# start of Supplied data

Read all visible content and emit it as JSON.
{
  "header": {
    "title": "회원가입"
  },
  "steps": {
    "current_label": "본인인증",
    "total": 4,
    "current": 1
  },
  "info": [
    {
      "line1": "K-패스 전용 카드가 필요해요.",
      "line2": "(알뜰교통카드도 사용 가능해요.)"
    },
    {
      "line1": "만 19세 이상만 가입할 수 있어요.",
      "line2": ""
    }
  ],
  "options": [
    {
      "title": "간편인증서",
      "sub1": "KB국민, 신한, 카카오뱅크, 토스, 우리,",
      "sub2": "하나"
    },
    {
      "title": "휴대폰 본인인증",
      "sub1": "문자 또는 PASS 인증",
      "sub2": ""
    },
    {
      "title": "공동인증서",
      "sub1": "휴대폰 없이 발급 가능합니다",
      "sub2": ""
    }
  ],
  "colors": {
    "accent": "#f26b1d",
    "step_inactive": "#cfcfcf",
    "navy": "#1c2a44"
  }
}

# end of Supplied data
# start of Supplied data

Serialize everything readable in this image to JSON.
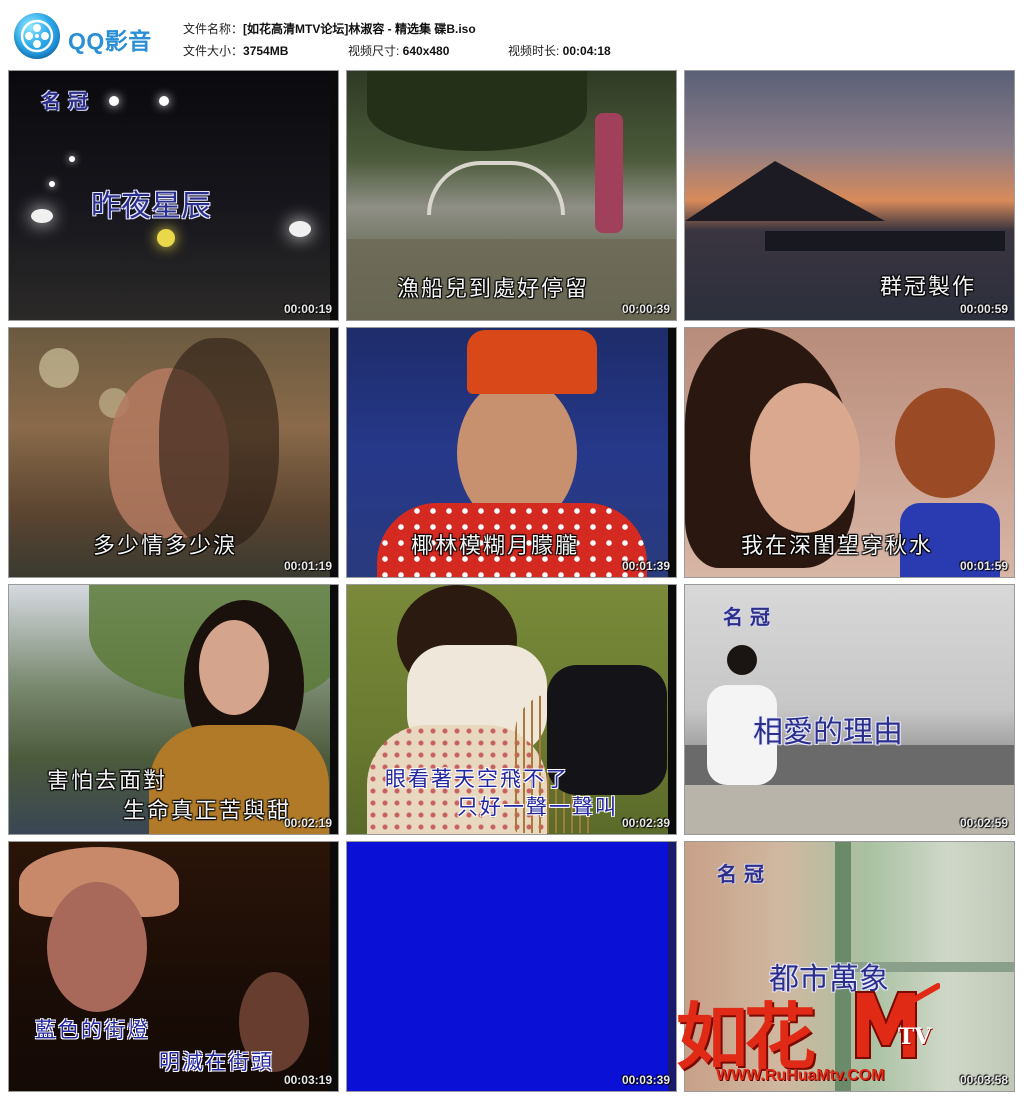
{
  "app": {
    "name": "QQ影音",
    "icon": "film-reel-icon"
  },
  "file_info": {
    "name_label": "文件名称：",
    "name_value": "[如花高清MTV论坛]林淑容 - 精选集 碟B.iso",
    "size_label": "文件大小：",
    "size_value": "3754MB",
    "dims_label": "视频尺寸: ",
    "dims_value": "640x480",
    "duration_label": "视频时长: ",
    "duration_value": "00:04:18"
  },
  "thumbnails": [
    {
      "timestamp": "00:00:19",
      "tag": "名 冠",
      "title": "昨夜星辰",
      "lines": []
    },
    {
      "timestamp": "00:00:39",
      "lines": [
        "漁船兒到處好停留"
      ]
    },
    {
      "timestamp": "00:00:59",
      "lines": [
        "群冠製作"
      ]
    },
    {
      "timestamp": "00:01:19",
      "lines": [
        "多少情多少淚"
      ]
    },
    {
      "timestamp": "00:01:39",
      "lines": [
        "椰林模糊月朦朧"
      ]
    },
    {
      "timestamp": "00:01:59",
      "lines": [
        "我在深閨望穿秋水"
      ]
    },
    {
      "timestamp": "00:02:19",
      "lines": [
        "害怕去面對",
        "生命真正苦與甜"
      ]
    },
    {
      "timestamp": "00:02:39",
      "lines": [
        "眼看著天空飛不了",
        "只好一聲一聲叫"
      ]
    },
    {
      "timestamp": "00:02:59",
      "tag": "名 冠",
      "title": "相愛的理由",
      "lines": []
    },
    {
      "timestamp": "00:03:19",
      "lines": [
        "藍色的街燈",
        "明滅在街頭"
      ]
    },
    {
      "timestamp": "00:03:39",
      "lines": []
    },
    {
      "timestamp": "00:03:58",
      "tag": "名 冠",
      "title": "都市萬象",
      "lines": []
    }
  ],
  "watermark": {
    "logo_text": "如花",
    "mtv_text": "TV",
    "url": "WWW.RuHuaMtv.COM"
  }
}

# end of Supplied data

_Work required_
Pick out each line in the material containing "title".

_Correct response_
    "title": "회원가입"
      "title": "간편인증서",
      "title": "휴대폰 본인인증",
      "title": "공동인증서",
      "title": "昨夜星辰",
      "title": "相愛的理由",
      "title": "都市萬象",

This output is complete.